Foto: Ricarlene Silva/Deracre
O governo do Acre, por meio do Departamento de Estradas de Rodagem, Infraestrutura Hidroviária e Aeroportuária do Acre (Deracre), mantém a travessia gratuita por balsa entre Cruzeiro do Sul e Rodrigues Alves e realiza serviços diários na rampa de acesso para garantir a passagem de moradores, veículos e o transporte da produção rural. Com a rápida descida do nível do Rio Juruá, a área da rampa costuma formar uma faixa de lama que impede a balsa de encostar. Para evitar a interrupção da travessia, equipes do Deracre trabalham com máquinas na retirada da lama e no reforço do aterro, refazendo o acesso sempre que o rio muda de nível.
O serviço é realizado conforme a necessidade do local, já que a movimentação das águas altera o terreno e exige reconstrução frequente da rampa para manter a travessia funcionando. A presidente do Deracre, Sula Ximenes, afirmou que a atuação do órgão ocorre justamente para evitar que a população fique isolada. “Esse trabalho é feito há mais de 10 anos porque o acesso depende diretamente do comportamento do rio. Quando a água sobe ou desce rápido, a rampa precisa ser refeita para que a balsa continue operando”, explicou.

### DADOS DE ORIGEM

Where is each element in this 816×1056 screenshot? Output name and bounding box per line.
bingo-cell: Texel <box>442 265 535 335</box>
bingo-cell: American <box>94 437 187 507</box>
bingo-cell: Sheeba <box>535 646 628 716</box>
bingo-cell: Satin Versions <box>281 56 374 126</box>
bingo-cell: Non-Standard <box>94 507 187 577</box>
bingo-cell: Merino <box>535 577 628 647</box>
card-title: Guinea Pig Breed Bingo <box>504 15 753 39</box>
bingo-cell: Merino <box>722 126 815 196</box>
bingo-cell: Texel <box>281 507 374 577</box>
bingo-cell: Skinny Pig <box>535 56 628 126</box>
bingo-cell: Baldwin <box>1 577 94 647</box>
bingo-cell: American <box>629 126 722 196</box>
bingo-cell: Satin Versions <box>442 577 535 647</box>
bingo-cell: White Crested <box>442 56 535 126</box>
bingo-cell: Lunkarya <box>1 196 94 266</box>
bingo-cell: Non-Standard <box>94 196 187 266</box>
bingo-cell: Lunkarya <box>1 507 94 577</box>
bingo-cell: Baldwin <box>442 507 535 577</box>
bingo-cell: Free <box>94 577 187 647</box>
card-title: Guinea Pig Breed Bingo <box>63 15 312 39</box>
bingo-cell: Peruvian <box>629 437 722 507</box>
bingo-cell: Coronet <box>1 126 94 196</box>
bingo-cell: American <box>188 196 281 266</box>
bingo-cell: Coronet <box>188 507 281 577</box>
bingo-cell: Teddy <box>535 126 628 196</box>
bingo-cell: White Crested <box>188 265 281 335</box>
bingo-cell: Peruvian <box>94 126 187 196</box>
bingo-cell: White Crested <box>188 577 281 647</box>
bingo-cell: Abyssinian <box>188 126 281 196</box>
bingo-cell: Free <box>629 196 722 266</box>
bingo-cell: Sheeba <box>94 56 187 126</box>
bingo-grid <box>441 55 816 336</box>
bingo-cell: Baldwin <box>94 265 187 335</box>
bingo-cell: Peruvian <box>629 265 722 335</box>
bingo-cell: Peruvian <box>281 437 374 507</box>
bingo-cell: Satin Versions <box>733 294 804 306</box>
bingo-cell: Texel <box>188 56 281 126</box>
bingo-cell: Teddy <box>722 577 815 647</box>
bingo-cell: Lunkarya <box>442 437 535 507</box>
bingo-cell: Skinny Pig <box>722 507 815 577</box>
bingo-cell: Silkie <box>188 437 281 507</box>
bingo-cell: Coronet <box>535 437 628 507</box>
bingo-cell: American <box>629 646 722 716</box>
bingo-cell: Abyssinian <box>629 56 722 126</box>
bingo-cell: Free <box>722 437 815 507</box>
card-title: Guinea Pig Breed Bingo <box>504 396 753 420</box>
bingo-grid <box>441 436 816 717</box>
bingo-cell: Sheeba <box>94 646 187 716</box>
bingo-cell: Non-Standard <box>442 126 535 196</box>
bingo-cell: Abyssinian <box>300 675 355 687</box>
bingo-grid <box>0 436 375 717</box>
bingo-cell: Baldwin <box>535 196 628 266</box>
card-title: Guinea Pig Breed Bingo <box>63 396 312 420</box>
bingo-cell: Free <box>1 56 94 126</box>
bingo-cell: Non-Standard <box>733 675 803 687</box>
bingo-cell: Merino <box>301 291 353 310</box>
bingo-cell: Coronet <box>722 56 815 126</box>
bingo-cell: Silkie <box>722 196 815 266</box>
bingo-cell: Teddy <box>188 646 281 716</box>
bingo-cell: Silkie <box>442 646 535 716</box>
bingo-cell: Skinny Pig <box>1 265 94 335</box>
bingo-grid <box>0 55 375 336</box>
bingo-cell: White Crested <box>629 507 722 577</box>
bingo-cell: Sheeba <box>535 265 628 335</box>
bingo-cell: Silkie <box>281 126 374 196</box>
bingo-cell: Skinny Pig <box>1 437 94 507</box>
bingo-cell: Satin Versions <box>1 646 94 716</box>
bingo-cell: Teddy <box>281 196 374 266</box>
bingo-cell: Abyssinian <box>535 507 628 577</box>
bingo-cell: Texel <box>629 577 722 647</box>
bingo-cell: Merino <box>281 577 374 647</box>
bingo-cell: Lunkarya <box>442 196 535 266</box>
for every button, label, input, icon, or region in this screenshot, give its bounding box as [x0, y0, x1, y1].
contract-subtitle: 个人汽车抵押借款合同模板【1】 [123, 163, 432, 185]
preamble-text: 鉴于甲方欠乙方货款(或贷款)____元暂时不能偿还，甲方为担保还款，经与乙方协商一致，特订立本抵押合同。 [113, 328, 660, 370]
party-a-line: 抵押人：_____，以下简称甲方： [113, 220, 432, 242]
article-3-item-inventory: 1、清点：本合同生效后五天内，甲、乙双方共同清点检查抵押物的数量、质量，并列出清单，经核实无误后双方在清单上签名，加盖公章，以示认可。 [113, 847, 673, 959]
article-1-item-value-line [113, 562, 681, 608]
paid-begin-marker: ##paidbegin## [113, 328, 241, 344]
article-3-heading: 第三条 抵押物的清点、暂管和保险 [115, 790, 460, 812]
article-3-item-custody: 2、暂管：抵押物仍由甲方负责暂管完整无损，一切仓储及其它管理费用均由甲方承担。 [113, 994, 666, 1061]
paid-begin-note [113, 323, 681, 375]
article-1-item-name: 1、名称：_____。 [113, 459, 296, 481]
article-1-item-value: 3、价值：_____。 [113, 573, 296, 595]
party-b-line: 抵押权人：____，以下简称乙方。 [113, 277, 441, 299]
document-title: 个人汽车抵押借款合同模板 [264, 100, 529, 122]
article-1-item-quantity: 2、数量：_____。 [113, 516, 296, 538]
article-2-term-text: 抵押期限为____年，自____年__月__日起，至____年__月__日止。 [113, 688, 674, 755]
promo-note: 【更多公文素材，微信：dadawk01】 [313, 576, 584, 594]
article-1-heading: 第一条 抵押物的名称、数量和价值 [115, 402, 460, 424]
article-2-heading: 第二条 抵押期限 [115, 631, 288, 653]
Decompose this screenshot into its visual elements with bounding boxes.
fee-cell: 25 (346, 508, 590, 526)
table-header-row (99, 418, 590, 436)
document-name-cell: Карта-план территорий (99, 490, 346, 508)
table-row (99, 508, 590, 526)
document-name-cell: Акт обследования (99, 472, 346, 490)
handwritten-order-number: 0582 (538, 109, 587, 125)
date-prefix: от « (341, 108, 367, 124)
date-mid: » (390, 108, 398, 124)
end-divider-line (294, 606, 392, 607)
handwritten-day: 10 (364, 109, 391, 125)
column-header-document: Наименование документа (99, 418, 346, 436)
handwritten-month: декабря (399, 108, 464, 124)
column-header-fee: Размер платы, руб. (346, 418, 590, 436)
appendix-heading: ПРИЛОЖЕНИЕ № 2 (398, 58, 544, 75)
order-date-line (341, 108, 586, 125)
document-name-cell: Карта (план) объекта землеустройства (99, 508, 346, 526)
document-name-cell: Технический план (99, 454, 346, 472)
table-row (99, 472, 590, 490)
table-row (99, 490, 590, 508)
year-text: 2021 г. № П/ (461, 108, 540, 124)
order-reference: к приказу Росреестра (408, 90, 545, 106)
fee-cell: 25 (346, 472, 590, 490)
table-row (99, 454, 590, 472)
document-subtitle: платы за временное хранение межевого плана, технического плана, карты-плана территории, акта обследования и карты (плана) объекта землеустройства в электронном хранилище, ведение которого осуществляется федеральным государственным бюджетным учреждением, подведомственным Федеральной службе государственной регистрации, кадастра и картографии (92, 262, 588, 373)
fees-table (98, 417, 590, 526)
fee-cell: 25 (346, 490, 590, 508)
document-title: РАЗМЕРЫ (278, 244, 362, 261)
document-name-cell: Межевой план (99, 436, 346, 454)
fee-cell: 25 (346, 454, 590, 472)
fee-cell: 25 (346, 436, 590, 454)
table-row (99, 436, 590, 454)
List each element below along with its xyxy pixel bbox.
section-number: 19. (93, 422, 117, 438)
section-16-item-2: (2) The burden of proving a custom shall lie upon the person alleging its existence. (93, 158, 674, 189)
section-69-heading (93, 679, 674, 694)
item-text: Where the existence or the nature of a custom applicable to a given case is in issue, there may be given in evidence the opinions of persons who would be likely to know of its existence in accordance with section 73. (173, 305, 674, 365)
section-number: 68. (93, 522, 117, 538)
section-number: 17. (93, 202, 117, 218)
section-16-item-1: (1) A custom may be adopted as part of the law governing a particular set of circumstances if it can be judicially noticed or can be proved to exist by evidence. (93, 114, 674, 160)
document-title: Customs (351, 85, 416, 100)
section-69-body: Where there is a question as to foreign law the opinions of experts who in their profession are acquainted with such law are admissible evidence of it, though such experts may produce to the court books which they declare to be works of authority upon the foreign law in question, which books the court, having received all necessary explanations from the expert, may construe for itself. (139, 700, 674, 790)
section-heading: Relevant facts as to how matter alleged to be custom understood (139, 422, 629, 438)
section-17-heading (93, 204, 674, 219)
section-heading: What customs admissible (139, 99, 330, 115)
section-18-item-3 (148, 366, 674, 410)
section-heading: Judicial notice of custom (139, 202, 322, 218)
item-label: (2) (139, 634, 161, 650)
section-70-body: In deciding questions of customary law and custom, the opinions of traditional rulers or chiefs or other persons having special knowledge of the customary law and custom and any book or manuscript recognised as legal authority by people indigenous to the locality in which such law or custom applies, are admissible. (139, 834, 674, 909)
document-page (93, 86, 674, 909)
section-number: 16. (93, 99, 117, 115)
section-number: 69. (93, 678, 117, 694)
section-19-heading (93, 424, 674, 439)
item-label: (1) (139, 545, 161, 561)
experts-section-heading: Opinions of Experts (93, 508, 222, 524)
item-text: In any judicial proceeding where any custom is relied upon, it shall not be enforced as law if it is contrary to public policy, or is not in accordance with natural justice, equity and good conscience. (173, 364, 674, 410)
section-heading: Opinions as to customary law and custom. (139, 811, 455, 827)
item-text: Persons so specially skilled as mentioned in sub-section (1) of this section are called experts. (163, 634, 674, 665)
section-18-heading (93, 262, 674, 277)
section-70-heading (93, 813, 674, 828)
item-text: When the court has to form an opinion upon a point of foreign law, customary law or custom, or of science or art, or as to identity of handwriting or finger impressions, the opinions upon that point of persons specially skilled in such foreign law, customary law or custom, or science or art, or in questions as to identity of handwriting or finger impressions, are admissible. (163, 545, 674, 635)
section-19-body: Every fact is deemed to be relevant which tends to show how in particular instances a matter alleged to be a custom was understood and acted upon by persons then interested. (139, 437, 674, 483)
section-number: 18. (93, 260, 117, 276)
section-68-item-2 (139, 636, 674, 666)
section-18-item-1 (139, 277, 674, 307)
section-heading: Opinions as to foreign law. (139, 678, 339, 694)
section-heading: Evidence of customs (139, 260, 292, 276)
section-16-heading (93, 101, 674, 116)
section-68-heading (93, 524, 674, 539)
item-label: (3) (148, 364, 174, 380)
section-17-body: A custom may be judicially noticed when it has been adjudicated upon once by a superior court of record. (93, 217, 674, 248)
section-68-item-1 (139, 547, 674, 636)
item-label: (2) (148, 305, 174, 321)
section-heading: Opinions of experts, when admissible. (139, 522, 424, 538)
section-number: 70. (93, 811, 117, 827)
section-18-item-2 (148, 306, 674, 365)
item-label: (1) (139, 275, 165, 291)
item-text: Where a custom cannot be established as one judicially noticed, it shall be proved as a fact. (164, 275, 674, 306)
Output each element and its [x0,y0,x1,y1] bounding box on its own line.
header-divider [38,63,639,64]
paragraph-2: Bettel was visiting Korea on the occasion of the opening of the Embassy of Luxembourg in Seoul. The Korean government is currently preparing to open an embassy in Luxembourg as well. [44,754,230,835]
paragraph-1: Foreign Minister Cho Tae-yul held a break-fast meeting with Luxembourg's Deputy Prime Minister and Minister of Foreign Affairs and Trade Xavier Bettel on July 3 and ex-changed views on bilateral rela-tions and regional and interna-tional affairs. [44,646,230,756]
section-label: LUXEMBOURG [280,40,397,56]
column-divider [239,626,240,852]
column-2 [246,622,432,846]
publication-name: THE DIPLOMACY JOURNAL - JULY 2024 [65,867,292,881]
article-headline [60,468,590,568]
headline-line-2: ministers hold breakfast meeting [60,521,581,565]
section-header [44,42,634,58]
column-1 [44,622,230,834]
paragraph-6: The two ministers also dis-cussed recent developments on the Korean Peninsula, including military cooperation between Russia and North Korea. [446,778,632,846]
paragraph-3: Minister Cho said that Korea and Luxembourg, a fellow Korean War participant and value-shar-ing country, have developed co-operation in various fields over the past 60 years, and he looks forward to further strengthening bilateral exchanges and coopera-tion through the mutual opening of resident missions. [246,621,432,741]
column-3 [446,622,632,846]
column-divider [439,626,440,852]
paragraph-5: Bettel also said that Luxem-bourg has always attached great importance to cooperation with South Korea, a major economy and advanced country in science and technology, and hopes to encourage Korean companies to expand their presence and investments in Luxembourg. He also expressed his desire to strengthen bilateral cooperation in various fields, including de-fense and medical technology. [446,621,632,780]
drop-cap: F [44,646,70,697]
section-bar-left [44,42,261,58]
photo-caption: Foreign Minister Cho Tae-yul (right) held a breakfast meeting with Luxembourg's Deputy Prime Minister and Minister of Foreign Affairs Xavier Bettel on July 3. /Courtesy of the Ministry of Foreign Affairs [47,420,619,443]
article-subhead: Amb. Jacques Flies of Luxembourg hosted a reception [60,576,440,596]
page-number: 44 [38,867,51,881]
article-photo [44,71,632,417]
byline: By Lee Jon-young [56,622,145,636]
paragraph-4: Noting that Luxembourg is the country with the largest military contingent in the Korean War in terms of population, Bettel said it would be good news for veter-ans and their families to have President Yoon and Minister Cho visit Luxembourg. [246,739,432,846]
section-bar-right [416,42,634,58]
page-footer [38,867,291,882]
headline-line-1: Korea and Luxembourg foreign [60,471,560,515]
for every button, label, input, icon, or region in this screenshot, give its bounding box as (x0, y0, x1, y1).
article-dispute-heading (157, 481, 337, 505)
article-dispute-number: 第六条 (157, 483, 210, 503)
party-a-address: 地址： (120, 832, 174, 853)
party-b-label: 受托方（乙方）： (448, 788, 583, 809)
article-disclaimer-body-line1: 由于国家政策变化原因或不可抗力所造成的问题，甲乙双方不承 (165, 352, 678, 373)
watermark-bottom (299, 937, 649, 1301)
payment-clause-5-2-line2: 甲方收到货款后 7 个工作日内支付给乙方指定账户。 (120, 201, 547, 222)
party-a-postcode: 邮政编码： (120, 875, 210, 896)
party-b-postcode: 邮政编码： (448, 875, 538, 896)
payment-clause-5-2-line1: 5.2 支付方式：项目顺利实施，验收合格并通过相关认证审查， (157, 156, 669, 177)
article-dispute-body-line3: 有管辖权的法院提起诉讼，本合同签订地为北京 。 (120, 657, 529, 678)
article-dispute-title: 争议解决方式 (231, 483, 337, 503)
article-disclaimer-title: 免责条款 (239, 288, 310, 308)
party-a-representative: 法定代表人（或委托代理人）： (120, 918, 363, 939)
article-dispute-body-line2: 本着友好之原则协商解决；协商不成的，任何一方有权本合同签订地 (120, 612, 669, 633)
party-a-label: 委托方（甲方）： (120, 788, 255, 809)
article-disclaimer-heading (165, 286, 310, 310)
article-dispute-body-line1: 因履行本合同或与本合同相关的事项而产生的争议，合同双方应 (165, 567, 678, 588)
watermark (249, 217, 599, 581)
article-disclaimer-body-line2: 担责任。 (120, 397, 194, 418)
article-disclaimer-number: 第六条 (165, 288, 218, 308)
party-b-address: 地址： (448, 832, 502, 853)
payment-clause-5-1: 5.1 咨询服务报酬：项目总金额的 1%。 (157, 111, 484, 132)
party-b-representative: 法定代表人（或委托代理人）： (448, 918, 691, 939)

### ENUNCIADO A
Liste tudo aquilo cuja passagem os serviços na rampa garantem, segundo o texto sobre a travessia de balsa.
### ENUNCIADO B
No texto sobre a travessia de balsa, quem preside o Deracre?
### ENUNCIADO C
Por favor, escreva a parte seguinte do texto sobre a travessia de balsa, começando logo após a última frase apresentada.

### ÁREA DE RESPOSTA A
Moradores, veículos e o transporte da produção rural.

### ÁREA DE RESPOSTA B
Sula Ximenes.

### ÁREA DE RESPOSTA C
Além da manutenção da travessia, o governo do Estado executou melhorias na AC-407, estrada que também garante acesso ao município. A rodovia recebeu serviços de manutenção com investimento do Estado. Outra alternativa definitiva para o acesso ao município é a construção da ponte sobre o Rio Juruá, que ligará Rodrigues Alves a Cruzeiro do Sul. A obra será executada pelo Departamento Nacional de Infraestrutura de Transportes, responsável pela BR-364 e BR-317.
Segundo o DNIT, a construção da ponte deve começar em 2026 e tem previsão de conclusão em 2028. O edital para elaboração do projeto executivo já foi lançado e, após a finalização dessa etapa, será realizada a licitação da obra. A estrutura será construída em ponto acima do atual local de travessia e terá altura suficiente para permitir a passagem do navio hospital da Marinha do Brasil, que realiza atendimentos de saúde nas comunidades ribeirinhas da região.
Enquanto a ponte não é construída, o governo do Estado segue mantendo a travessia por balsa e a reconstrução da rampa sempre que o nível do rio altera as condições do acesso.